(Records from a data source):
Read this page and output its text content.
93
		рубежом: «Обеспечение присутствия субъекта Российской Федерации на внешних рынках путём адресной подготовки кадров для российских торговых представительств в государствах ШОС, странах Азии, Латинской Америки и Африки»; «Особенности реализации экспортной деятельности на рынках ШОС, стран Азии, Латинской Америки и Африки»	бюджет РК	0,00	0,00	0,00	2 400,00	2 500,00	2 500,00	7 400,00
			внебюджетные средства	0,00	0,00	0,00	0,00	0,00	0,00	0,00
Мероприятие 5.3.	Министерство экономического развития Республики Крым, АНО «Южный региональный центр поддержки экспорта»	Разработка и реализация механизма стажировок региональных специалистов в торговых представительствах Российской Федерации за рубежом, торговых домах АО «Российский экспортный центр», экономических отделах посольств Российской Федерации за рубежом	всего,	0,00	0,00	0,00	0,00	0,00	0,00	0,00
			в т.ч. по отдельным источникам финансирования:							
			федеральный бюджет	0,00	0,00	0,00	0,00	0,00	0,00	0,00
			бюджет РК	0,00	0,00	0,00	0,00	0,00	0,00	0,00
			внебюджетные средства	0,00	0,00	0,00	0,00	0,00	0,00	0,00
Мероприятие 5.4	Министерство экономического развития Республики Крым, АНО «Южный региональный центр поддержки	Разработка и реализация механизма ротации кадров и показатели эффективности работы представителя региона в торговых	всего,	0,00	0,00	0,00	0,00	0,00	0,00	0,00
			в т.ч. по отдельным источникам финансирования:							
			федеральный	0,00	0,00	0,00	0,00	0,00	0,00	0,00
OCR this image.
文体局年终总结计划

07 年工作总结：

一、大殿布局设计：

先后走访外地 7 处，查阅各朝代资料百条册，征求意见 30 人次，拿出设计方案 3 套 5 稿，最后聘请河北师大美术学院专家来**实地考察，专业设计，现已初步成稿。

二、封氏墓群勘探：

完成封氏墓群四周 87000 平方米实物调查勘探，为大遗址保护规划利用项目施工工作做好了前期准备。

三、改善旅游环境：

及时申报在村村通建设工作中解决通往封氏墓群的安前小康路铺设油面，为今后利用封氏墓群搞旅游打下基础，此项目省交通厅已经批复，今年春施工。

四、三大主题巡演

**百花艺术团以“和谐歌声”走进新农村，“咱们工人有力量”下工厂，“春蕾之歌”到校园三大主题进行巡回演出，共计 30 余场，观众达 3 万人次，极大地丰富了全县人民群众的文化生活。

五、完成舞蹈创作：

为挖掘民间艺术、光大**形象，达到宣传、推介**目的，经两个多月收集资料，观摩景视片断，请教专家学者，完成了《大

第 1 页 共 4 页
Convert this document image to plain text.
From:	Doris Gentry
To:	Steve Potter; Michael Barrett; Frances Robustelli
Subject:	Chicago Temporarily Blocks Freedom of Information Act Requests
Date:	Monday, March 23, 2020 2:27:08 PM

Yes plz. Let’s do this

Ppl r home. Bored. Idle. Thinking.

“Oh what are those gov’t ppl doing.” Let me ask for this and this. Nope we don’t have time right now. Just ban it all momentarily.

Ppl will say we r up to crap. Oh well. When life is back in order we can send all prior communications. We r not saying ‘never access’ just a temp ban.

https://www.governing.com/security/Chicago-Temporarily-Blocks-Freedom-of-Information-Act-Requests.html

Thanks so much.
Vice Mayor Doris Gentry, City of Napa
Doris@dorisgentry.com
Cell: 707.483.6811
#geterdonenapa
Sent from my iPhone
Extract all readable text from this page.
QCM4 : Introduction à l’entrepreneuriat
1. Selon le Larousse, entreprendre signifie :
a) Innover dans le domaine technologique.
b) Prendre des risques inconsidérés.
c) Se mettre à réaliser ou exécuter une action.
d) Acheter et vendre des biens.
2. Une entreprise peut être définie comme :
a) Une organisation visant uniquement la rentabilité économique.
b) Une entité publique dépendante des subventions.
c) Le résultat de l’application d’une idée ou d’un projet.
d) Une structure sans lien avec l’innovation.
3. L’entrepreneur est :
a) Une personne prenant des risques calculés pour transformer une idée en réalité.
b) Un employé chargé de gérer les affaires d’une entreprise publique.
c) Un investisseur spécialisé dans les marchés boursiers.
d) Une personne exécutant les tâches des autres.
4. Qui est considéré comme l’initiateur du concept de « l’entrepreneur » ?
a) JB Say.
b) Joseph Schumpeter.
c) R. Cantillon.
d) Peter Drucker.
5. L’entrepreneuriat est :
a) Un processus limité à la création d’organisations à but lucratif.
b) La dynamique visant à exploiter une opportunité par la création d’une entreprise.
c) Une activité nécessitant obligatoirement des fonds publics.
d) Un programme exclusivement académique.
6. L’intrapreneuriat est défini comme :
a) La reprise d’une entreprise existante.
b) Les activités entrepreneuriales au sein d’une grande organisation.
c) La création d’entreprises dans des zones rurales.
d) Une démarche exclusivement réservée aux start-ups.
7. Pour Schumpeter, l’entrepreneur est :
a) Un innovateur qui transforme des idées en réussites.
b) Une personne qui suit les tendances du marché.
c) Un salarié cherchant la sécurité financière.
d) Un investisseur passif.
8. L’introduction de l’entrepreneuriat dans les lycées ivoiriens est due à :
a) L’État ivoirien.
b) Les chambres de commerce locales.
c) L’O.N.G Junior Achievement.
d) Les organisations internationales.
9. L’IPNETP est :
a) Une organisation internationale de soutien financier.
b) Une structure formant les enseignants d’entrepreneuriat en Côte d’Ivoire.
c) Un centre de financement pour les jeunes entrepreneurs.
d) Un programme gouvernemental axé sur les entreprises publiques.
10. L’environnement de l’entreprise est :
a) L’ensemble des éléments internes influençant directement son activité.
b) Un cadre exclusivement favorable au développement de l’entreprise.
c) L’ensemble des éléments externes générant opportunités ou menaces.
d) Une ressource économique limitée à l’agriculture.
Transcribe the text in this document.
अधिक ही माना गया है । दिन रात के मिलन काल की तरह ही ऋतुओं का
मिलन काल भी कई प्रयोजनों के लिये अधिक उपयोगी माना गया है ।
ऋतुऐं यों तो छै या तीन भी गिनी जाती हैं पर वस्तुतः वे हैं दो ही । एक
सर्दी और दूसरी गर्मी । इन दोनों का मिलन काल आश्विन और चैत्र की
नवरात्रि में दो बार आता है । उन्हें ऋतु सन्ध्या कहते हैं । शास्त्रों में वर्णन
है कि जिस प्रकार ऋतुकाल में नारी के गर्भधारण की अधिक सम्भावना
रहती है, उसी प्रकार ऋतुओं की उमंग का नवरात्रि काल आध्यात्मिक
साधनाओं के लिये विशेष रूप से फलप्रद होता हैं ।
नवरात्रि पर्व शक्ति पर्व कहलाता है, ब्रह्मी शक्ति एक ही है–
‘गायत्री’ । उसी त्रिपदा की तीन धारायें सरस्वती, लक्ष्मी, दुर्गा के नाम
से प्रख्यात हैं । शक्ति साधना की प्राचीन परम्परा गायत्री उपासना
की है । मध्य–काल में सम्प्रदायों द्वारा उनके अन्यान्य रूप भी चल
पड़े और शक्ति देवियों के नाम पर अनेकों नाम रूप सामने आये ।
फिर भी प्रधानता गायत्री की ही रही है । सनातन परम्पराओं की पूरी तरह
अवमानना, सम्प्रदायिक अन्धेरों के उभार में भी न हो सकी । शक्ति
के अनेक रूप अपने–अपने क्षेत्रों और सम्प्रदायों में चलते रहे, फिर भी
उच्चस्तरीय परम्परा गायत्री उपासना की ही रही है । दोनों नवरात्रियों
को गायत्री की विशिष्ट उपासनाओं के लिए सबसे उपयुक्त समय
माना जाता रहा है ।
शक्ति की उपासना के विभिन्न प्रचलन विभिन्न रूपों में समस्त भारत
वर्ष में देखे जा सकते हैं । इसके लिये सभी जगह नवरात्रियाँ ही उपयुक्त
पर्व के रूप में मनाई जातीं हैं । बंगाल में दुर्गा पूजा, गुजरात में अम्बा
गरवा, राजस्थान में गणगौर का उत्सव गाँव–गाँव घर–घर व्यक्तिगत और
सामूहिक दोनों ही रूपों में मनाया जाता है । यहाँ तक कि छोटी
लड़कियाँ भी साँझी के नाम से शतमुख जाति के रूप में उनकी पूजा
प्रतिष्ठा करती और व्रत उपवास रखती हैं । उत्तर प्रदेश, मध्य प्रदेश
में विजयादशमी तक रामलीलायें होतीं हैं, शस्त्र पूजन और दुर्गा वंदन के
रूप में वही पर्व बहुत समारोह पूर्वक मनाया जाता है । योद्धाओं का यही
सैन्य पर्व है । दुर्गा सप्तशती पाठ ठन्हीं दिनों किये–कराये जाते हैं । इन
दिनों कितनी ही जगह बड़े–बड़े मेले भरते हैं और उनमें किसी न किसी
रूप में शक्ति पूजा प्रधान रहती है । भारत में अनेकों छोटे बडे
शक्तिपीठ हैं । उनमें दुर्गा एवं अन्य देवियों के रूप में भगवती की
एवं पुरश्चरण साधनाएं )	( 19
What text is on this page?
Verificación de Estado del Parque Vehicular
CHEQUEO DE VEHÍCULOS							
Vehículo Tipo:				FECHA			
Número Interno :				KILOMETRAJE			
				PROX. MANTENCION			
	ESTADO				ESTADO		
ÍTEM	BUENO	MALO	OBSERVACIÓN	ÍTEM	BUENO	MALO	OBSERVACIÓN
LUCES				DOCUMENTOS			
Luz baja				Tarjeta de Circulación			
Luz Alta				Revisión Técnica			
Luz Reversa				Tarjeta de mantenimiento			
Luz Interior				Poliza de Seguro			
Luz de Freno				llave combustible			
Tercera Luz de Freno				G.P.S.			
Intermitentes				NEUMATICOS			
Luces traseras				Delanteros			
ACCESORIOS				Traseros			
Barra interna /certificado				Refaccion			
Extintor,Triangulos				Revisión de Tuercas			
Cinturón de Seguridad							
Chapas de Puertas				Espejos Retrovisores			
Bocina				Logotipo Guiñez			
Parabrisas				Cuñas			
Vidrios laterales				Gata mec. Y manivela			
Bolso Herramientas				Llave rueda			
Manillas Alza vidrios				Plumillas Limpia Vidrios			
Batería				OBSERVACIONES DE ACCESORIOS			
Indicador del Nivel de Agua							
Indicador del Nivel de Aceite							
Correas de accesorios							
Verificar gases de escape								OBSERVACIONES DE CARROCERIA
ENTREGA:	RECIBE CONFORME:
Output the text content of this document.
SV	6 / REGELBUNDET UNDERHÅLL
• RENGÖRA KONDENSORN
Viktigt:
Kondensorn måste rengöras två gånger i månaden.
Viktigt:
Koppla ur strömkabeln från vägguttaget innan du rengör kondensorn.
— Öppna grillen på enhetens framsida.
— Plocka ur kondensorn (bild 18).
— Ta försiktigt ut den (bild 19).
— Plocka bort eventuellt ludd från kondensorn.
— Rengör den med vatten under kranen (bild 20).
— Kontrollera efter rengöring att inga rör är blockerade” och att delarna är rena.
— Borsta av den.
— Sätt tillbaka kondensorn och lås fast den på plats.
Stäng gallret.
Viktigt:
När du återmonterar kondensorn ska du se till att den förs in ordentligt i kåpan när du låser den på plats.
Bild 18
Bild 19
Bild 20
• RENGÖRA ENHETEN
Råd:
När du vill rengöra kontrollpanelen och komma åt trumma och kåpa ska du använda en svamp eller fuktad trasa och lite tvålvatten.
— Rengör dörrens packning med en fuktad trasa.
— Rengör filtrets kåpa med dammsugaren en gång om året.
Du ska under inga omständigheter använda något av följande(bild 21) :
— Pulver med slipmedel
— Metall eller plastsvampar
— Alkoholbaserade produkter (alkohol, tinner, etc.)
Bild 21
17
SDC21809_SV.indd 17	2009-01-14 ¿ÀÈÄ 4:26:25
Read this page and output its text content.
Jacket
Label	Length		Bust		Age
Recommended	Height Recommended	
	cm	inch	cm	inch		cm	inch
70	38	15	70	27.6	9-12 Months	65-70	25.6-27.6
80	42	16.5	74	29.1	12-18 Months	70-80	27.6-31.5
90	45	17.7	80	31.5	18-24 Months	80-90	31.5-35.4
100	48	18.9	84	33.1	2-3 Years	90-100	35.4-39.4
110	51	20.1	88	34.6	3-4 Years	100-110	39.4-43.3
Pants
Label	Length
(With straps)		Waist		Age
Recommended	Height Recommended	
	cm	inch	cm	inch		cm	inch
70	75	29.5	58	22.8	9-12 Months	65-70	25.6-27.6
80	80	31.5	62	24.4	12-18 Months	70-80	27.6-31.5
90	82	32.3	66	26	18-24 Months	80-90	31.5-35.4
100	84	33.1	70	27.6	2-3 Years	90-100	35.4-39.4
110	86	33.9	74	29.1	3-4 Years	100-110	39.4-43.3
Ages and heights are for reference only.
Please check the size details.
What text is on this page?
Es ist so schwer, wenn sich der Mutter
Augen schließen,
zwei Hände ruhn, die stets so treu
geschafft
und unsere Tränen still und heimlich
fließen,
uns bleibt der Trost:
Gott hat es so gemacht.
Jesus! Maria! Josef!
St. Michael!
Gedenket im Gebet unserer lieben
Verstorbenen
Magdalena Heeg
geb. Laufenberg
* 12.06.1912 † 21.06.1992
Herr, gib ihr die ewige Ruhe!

(Task requirements):
Copy the lines from the entries above in which the word "Tarjeta" appears.

(Solution to this task):
Luz baja				Tarjeta de Circulación			
Luz Reversa				Tarjeta de mantenimiento			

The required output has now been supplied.